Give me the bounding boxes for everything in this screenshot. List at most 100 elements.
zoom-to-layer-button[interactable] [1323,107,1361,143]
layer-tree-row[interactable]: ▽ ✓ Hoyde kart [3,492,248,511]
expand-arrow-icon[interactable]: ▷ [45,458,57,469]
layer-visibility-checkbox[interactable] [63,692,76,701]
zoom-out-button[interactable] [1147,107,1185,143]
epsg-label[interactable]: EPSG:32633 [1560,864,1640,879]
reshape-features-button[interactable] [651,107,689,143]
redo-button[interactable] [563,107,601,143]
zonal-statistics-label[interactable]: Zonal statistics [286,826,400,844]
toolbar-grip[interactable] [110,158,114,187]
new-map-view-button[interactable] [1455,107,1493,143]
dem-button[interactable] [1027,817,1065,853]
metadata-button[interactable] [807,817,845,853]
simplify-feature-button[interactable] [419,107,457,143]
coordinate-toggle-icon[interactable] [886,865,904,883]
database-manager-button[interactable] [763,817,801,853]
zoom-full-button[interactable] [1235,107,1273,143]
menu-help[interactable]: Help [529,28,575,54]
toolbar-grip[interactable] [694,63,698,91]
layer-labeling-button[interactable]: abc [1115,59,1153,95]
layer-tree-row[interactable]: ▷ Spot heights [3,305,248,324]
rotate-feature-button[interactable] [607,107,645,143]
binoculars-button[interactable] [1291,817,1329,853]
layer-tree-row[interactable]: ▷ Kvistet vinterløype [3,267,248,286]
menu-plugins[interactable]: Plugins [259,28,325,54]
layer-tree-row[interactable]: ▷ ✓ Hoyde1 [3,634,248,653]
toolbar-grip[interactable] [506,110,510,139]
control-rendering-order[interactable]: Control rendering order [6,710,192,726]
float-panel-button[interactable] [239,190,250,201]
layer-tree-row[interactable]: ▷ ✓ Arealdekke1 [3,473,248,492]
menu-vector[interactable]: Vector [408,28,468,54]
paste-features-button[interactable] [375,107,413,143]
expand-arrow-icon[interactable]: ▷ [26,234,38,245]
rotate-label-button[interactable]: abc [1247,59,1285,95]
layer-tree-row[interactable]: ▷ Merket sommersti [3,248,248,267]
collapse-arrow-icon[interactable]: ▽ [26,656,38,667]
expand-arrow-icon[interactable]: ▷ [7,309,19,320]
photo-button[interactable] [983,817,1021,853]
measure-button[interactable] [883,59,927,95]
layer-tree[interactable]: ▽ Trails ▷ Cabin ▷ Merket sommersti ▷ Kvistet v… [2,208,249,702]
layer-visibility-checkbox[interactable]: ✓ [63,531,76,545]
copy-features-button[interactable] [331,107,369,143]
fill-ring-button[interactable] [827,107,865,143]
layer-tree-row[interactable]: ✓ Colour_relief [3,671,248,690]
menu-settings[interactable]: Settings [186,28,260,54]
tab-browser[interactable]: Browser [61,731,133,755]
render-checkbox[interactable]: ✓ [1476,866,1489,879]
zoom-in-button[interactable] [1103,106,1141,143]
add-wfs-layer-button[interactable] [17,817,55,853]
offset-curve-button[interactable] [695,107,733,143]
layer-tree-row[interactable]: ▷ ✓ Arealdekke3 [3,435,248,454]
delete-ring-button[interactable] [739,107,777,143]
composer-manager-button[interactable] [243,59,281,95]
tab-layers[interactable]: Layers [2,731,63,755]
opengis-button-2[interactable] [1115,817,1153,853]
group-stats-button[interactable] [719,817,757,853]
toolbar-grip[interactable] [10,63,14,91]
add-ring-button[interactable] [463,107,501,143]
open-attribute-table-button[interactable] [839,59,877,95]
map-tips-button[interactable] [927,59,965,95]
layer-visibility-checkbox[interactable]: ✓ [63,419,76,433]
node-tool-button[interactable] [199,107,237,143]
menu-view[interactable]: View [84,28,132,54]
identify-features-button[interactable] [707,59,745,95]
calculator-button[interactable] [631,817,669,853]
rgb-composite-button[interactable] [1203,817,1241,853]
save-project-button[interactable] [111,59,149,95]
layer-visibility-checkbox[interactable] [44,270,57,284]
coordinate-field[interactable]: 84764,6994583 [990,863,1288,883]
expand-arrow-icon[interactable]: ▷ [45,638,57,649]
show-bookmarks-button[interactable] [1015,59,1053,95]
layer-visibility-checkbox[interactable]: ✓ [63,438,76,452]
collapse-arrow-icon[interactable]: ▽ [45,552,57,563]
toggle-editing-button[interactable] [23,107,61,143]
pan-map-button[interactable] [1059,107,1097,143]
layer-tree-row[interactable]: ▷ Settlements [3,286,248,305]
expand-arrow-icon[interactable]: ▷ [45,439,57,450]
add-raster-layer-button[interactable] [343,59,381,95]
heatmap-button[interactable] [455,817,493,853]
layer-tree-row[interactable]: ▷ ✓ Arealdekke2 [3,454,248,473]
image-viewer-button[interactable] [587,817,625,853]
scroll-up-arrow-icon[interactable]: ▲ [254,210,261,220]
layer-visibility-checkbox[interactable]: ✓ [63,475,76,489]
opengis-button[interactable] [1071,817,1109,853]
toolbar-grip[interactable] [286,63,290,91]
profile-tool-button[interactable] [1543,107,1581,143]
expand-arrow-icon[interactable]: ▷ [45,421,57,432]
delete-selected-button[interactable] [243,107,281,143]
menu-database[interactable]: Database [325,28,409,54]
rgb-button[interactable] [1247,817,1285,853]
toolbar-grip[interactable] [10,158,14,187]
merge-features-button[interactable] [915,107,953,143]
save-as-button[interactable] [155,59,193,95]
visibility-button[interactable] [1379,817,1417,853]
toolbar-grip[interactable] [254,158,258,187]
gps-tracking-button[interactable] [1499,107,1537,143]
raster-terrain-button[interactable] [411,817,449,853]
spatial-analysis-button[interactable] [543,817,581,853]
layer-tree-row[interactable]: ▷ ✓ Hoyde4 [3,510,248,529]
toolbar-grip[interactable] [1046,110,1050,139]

# Objective
Can you render every line of the records above as a JSON list of strings, one string per line, with blank lines omitted?

# Solution to this task
[
  "Give me the bounding boxes for everything in this screenshot. List at most 100 elements.",
  "zoom-to-layer-button[interactable] [1323,107,1361,143]",
  "layer-tree-row[interactable]: ▽ ✓ Hoyde kart [3,492,248,511]",
  "expand-arrow-icon[interactable]: ▷ [45,458,57,469]",
  "layer-visibility-checkbox[interactable] [63,692,76,701]",
  "zoom-out-button[interactable] [1147,107,1185,143]",
  "epsg-label[interactable]: EPSG:32633 [1560,864,1640,879]",
  "reshape-features-button[interactable] [651,107,689,143]",
  "redo-button[interactable] [563,107,601,143]",
  "zonal-statistics-label[interactable]: Zonal statistics [286,826,400,844]",
  "toolbar-grip[interactable] [110,158,114,187]",
  "new-map-view-button[interactable] [1455,107,1493,143]",
  "dem-button[interactable] [1027,817,1065,853]",
  "metadata-button[interactable] [807,817,845,853]",
  "simplify-feature-button[interactable] [419,107,457,143]",
  "coordinate-toggle-icon[interactable] [886,865,904,883]",
  "database-manager-button[interactable] [763,817,801,853]",
  "zoom-full-button[interactable] [1235,107,1273,143]",
  "menu-help[interactable]: Help [529,28,575,54]",
  "toolbar-grip[interactable] [694,63,698,91]",
  "layer-labeling-button[interactable]: abc [1115,59,1153,95]",
  "layer-tree-row[interactable]: ▷ Spot heights [3,305,248,324]",
  "rotate-feature-button[interactable] [607,107,645,143]",
  "binoculars-button[interactable] [1291,817,1329,853]",
  "layer-tree-row[interactable]: ▷ Kvistet vinterløype [3,267,248,286]",
  "menu-plugins[interactable]: Plugins [259,28,325,54]",
  "layer-tree-row[interactable]: ▷ ✓ Hoyde1 [3,634,248,653]",
  "toolbar-grip[interactable] [506,110,510,139]",
  "control-rendering-order[interactable]: Control rendering order [6,710,192,726]",
  "float-panel-button[interactable] [239,190,250,201]",
  "layer-tree-row[interactable]: ▷ ✓ Arealdekke1 [3,473,248,492]",
  "menu-vector[interactable]: Vector [408,28,468,54]",
  "paste-features-button[interactable] [375,107,413,143]",
  "expand-arrow-icon[interactable]: ▷ [26,234,38,245]",
  "rotate-label-button[interactable]: abc [1247,59,1285,95]",
  "layer-tree-row[interactable]: ▷ Merket sommersti [3,248,248,267]",
  "collapse-arrow-icon[interactable]: ▽ [26,656,38,667]",
  "expand-arrow-icon[interactable]: ▷ [7,309,19,320]",
  "photo-button[interactable] [983,817,1021,853]",
  "measure-button[interactable] [883,59,927,95]",
  "layer-tree[interactable]: ▽ Trails ▷ Cabin ▷ Merket sommersti ▷ Kvistet v… [2,208,249,702]",
  "layer-visibility-checkbox[interactable]: ✓ [63,531,76,545]",
  "copy-features-button[interactable] [331,107,369,143]",
  "fill-ring-button[interactable] [827,107,865,143]",
  "layer-tree-row[interactable]: ✓ Colour_relief [3,671,248,690]",
  "menu-settings[interactable]: Settings [186,28,260,54]",
  "tab-browser[interactable]: Browser [61,731,133,755]",
  "render-checkbox[interactable]: ✓ [1476,866,1489,879]",
  "zoom-in-button[interactable] [1103,106,1141,143]",
  "add-wfs-layer-button[interactable] [17,817,55,853]",
  "offset-curve-button[interactable] [695,107,733,143]",
  "layer-tree-row[interactable]: ▷ ✓ Arealdekke3 [3,435,248,454]",
  "delete-ring-button[interactable] [739,107,777,143]",
  "composer-manager-button[interactable] [243,59,281,95]",
  "tab-layers[interactable]: Layers [2,731,63,755]",
  "opengis-button-2[interactable] [1115,817,1153,853]",
  "group-stats-button[interactable] [719,817,757,853]",
  "toolbar-grip[interactable] [10,63,14,91]",
  "add-ring-button[interactable] [463,107,501,143]",
  "open-attribute-table-button[interactable] [839,59,877,95]",
  "map-tips-button[interactable] [927,59,965,95]",
  "layer-visibility-checkbox[interactable]: ✓ [63,419,76,433]",
  "node-tool-button[interactable] [199,107,237,143]",
  "menu-view[interactable]: View [84,28,132,54]",
  "identify-features-button[interactable] [707,59,745,95]",
  "calculator-button[interactable] [631,817,669,853]",
  "rgb-composite-button[interactable] [1203,817,1241,853]",
  "save-project-button[interactable] [111,59,149,95]",
  "layer-visibility-checkbox[interactable] [44,270,57,284]",
  "coordinate-field[interactable]: 84764,6994583 [990,863,1288,883]",
  "expand-arrow-icon[interactable]: ▷ [45,638,57,649]",
  "show-bookmarks-button[interactable] [1015,59,1053,95]",
  "layer-visibility-checkbox[interactable]: ✓ [63,438,76,452]",
  "collapse-arrow-icon[interactable]: ▽ [45,552,57,563]",
  "toggle-editing-button[interactable] [23,107,61,143]",
  "pan-map-button[interactable] [1059,107,1097,143]",
  "layer-tree-row[interactable]: ▷ Settlements [3,286,248,305]",
  "expand-arrow-icon[interactable]: ▷ [45,439,57,450]",
  "add-raster-layer-button[interactable] [343,59,381,95]",
  "heatmap-button[interactable] [455,817,493,853]",
  "layer-tree-row[interactable]: ▷ ✓ Arealdekke2 [3,454,248,473]",
  "image-viewer-button[interactable] [587,817,625,853]",
  "scroll-up-arrow-icon[interactable]: ▲ [254,210,261,220]",
  "layer-visibility-checkbox[interactable]: ✓ [63,475,76,489]",
  "opengis-button[interactable] [1071,817,1109,853]",
  "toolbar-grip[interactable] [286,63,290,91]",
  "profile-tool-button[interactable] [1543,107,1581,143]",
  "expand-arrow-icon[interactable]: ▷ [45,421,57,432]",
  "delete-selected-button[interactable] [243,107,281,143]",
  "menu-database[interactable]: Database [325,28,409,54]",
  "rgb-button[interactable] [1247,817,1285,853]",
  "toolbar-grip[interactable] [10,158,14,187]",
  "merge-features-button[interactable] [915,107,953,143]",
  "save-as-button[interactable] [155,59,193,95]",
  "visibility-button[interactable] [1379,817,1417,853]",
  "toolbar-grip[interactable] [254,158,258,187]",
  "gps-tracking-button[interactable] [1499,107,1537,143]",
  "raster-terrain-button[interactable] [411,817,449,853]",
  "spatial-analysis-button[interactable] [543,817,581,853]",
  "layer-tree-row[interactable]: ▷ ✓ Hoyde4 [3,510,248,529]",
  "toolbar-grip[interactable] [1046,110,1050,139]"
]